§ **Problem to solve**: Copy out each line of the listing that has the word "того" in it.

§ **Data in this exercise**:
______
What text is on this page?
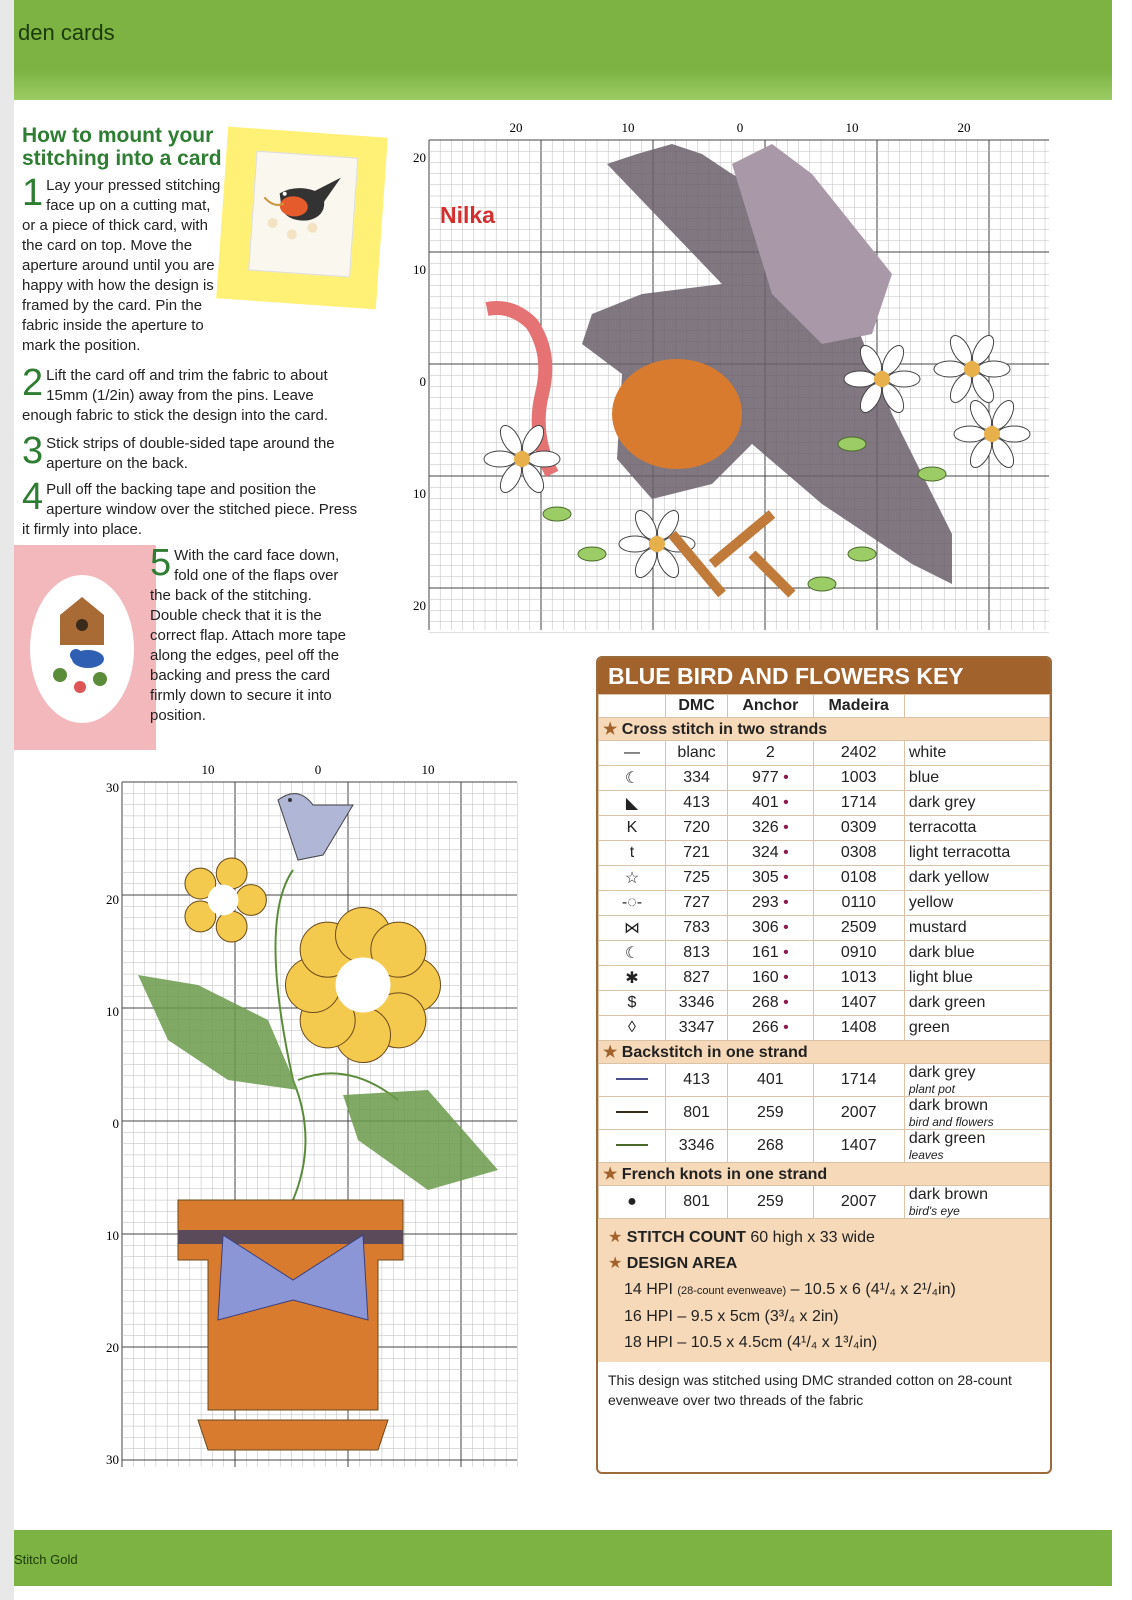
den cards
How to mount your
stitching into a card
1 Lay your pressed stitching face up on a cutting mat, or a piece of thick card, with the card on top. Move the aperture around until you are happy with how the design is framed by the card. Pin the fabric inside the aperture to mark the position.
2 Lift the card off and trim the fabric to about 15mm (1/2in) away from the pins. Leave enough fabric to stick the design into the card.
3 Stick strips of double-sided tape around the aperture on the back.
4 Pull off the backing tape and position the aperture window over the stitched piece. Press it firmly into place.
5 With the card face down, fold one of the flaps over the back of the stitching. Double check that it is the correct flap. Attach more tape along the edges, peel off the backing and press the card firmly down to secure it into position.
20	10	0	10	20
20
10
0
10
20
Nilka
10	0	10
30
20
10
0
10
20
30
BLUE BIRD AND FLOWERS KEY
	DMC	Anchor	Madeira	
★ Cross stitch in two strands				
—	blanc	2	2402	white
☾	334	977 •	1003	blue
◣	413	401 •	1714	dark grey
K	720	326 •	0309	terracotta
t	721	324 •	0308	light terracotta
☆	725	305 •	0108	dark yellow
-◌-	727	293 •	0110	yellow
⋈	783	306 •	2509	mustard
☾	813	161 •	0910	dark blue
✱	827	160 •	1013	light blue
$	3346	268 •	1407	dark green
◊	3347	266 •	1408	green
★ Backstitch in one strand				
	413	401	1714	dark grey
plant pot

	801	259	2007	dark brown
bird and flowers

	3346	268	1407	dark green
leaves

★ French knots in one strand				
●	801	259	2007	dark brown
bird's eye
★ STITCH COUNT 60 high x 33 wide
★ DESIGN AREA
14 HPI (28-count evenweave) – 10.5 x 6 (4¹/₄ x 2¹/₄in)
16 HPI – 9.5 x 5cm (3³/₄ x 2in)
18 HPI – 10.5 x 4.5cm (4¹/₄ x 1³/₄in)
This design was stitched using DMC stranded cotton on 28-count evenweave over two threads of the fabric
Stitch Gold
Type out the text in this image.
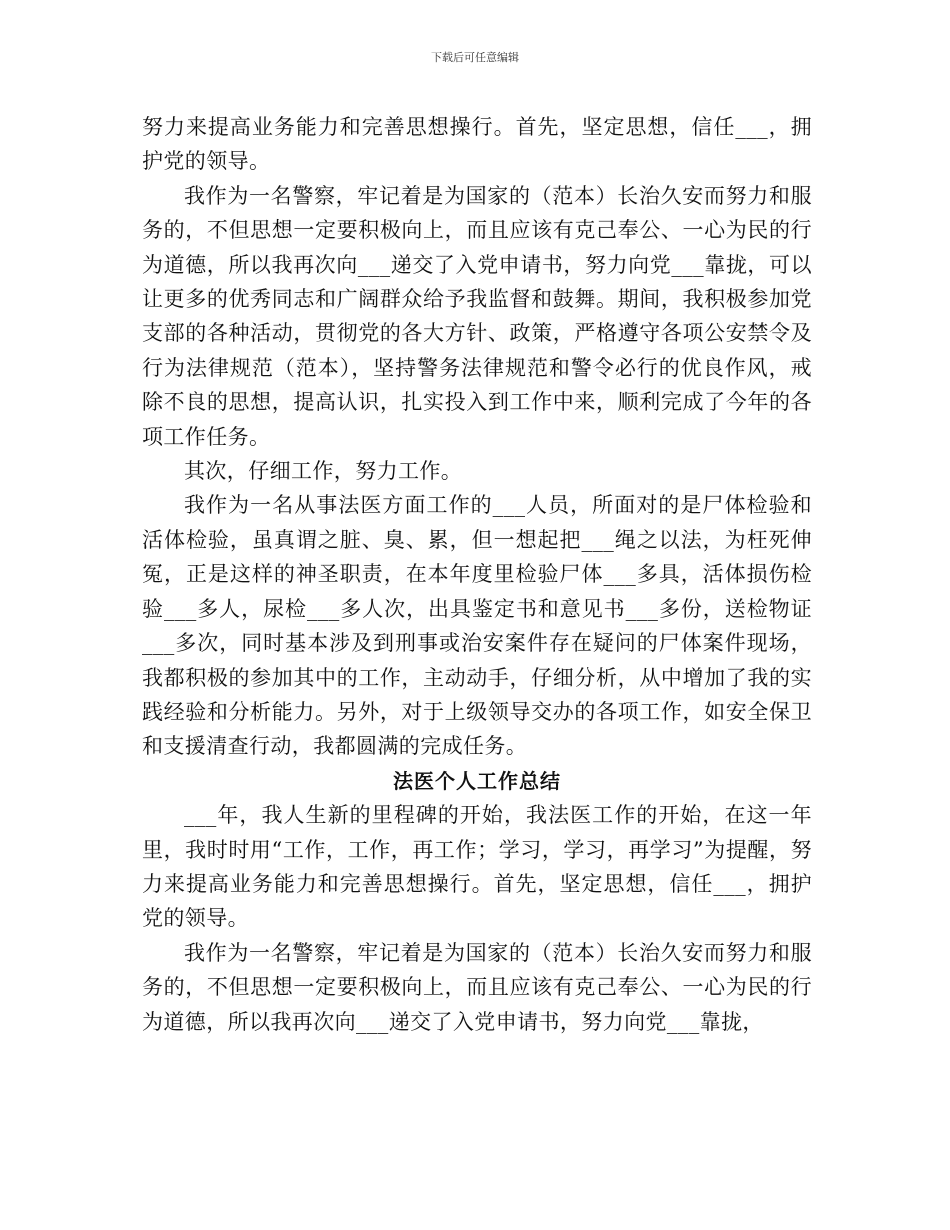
下载后可任意编辑

努力来提高业务能力和完善思想操行。首先，坚定思想，信任___，拥护党的领导。

我作为一名警察，牢记着是为国家的（范本）长治久安而努力和服务的，不但思想一定要积极向上，而且应该有克己奉公、一心为民的行为道德，所以我再次向___递交了入党申请书，努力向党___靠拢，可以让更多的优秀同志和广阔群众给予我监督和鼓舞。期间，我积极参加党支部的各种活动，贯彻党的各大方针、政策，严格遵守各项公安禁令及行为法律规范（范本），坚持警务法律规范和警令必行的优良作风，戒除不良的思想，提高认识，扎实投入到工作中来，顺利完成了今年的各项工作任务。

其次，仔细工作，努力工作。

我作为一名从事法医方面工作的___人员，所面对的是尸体检验和活体检验，虽真谓之脏、臭、累，但一想起把___绳之以法，为枉死伸冤，正是这样的神圣职责，在本年度里检验尸体___多具，活体损伤检验___多人，尿检___多人次，出具鉴定书和意见书___多份，送检物证___多次，同时基本涉及到刑事或治安案件存在疑问的尸体案件现场，我都积极的参加其中的工作，主动动手，仔细分析，从中增加了我的实践经验和分析能力。另外，对于上级领导交办的各项工作，如安全保卫和支援清查行动，我都圆满的完成任务。

法医个人工作总结

___年，我人生新的里程碑的开始，我法医工作的开始，在这一年里，我时时用“工作，工作，再工作；学习，学习，再学习”为提醒，努力来提高业务能力和完善思想操行。首先，坚定思想，信任___，拥护党的领导。

我作为一名警察，牢记着是为国家的（范本）长治久安而努力和服务的，不但思想一定要积极向上，而且应该有克己奉公、一心为民的行为道德，所以我再次向___递交了入党申请书，努力向党___靠拢，
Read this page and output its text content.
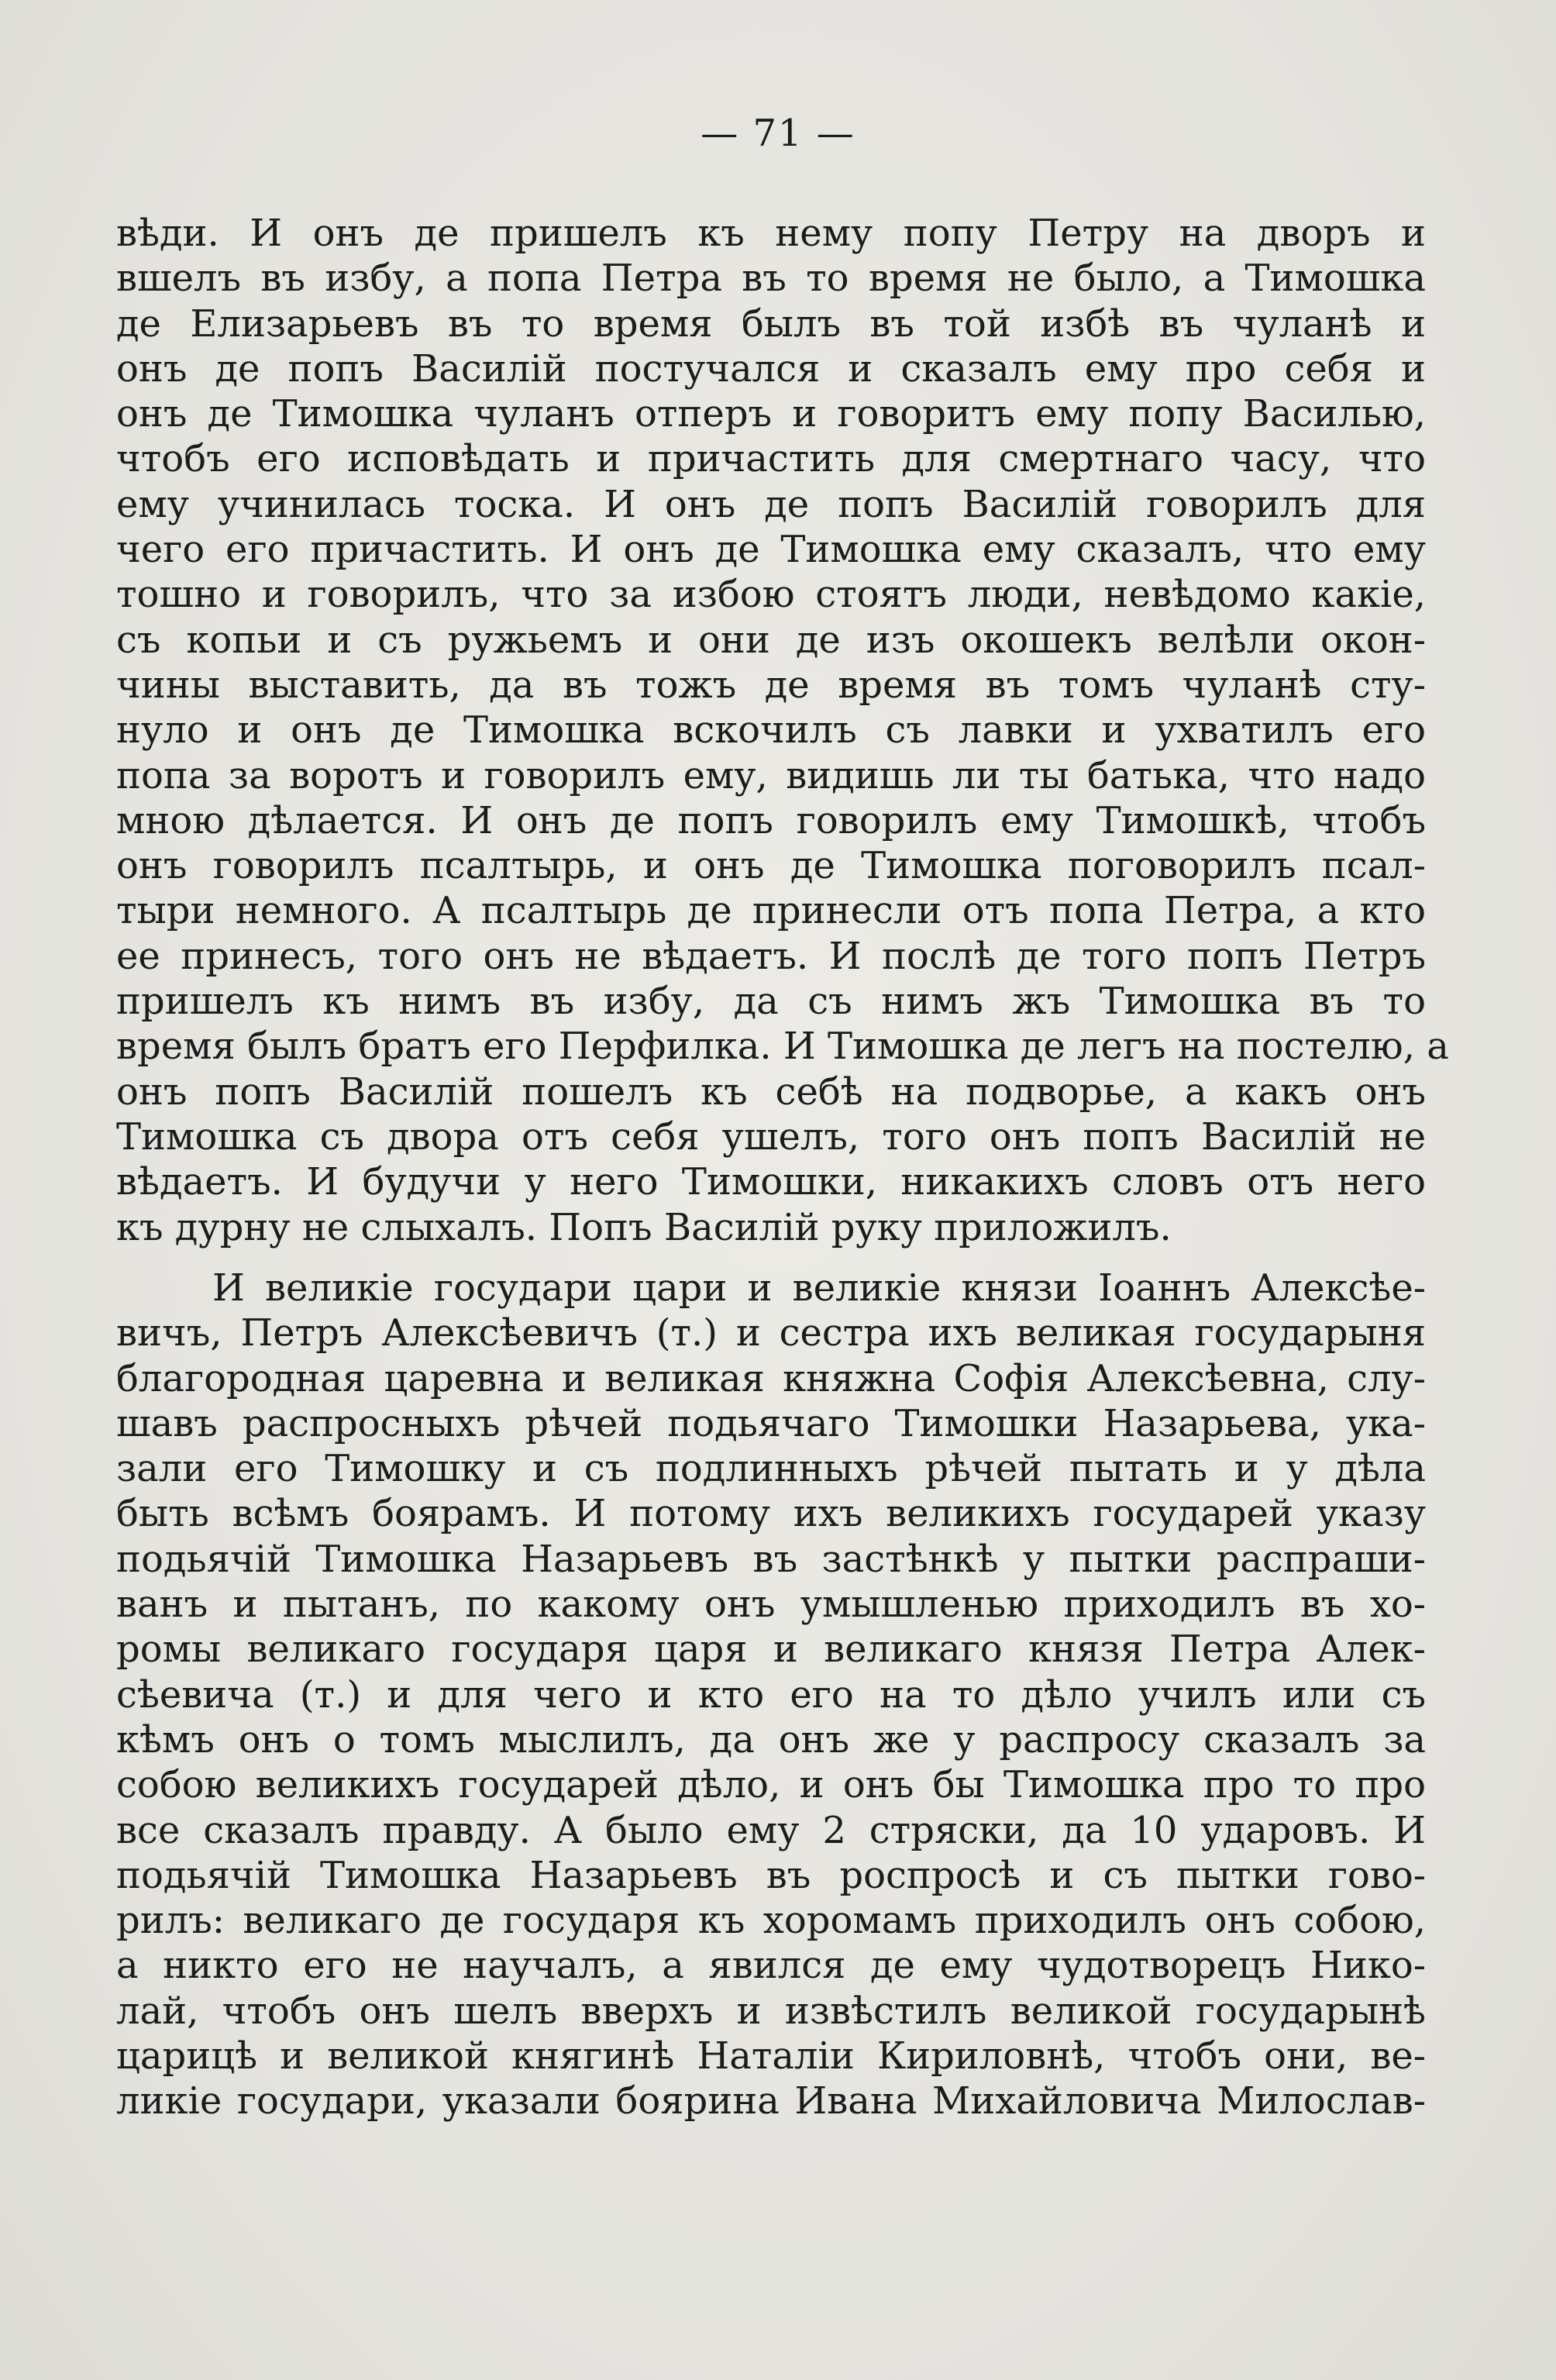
— 71 —
вѣди. И онъ де пришелъ къ нему попу Петру на дворъ и
вшелъ въ избу, а попа Петра въ то время не было, а Тимошка
де Елизарьевъ въ то время былъ въ той избѣ въ чуланѣ и
онъ де попъ Василій постучался и сказалъ ему про себя и
онъ де Тимошка чуланъ отперъ и говоритъ ему попу Василью,
чтобъ его исповѣдать и причастить для смертнаго часу, что
ему учинилась тоска. И онъ де попъ Василій говорилъ для
чего его причастить. И онъ де Тимошка ему сказалъ, что ему
тошно и говорилъ, что за избою стоятъ люди, невѣдомо какіе,
съ копьи и съ ружьемъ и они де изъ окошекъ велѣли окон-
чины выставить, да въ тожъ де время въ томъ чуланѣ сту-
нуло и онъ де Тимошка вскочилъ съ лавки и ухватилъ его
попа за воротъ и говорилъ ему, видишь ли ты батька, что надо
мною дѣлается. И онъ де попъ говорилъ ему Тимошкѣ, чтобъ
онъ говорилъ псалтырь, и онъ де Тимошка поговорилъ псал-
тыри немного. А псалтырь де принесли отъ попа Петра, а кто
ее принесъ, того онъ не вѣдаетъ. И послѣ де того попъ Петръ
пришелъ къ нимъ въ избу, да съ нимъ жъ Тимошка въ то
время былъ братъ его Перфилка. И Тимошка де легъ на постелю, а
онъ попъ Василій пошелъ къ себѣ на подворье, а какъ онъ
Тимошка съ двора отъ себя ушелъ, того онъ попъ Василій не
вѣдаетъ. И будучи у него Тимошки, никакихъ словъ отъ него
къ дурну не слыхалъ. Попъ Василій руку приложилъ.
И великіе государи цари и великіе князи Іоаннъ Алексѣе-
вичъ, Петръ Алексѣевичъ (т.) и сестра ихъ великая государыня
благородная царевна и великая княжна Софія Алексѣевна, слу-
шавъ распросныхъ рѣчей подьячаго Тимошки Назарьева, ука-
зали его Тимошку и съ подлинныхъ рѣчей пытать и у дѣла
быть всѣмъ боярамъ. И потому ихъ великихъ государей указу
подьячій Тимошка Назарьевъ въ застѣнкѣ у пытки распраши-
ванъ и пытанъ, по какому онъ умышленью приходилъ въ хо-
ромы великаго государя царя и великаго князя Петра Алек-
сѣевича (т.) и для чего и кто его на то дѣло училъ или съ
кѣмъ онъ о томъ мыслилъ, да онъ же у распросу сказалъ за
собою великихъ государей дѣло, и онъ бы Тимошка про то про
все сказалъ правду. А было ему 2 стряски, да 10 ударовъ. И
подьячій Тимошка Назарьевъ въ роспросѣ и съ пытки гово-
рилъ: великаго де государя къ хоромамъ приходилъ онъ собою,
а никто его не научалъ, а явился де ему чудотворецъ Нико-
лай, чтобъ онъ шелъ вверхъ и извѣстилъ великой государынѣ
царицѣ и великой княгинѣ Наталіи Кириловнѣ, чтобъ они, ве-
ликіе государи, указали боярина Ивана Михайловича Милослав-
______
§ **Output of the exercise**:
ее принесъ, того онъ не вѣдаетъ. И послѣ де того попъ Петръ
Тимошка съ двора отъ себя ушелъ, того онъ попъ Василій не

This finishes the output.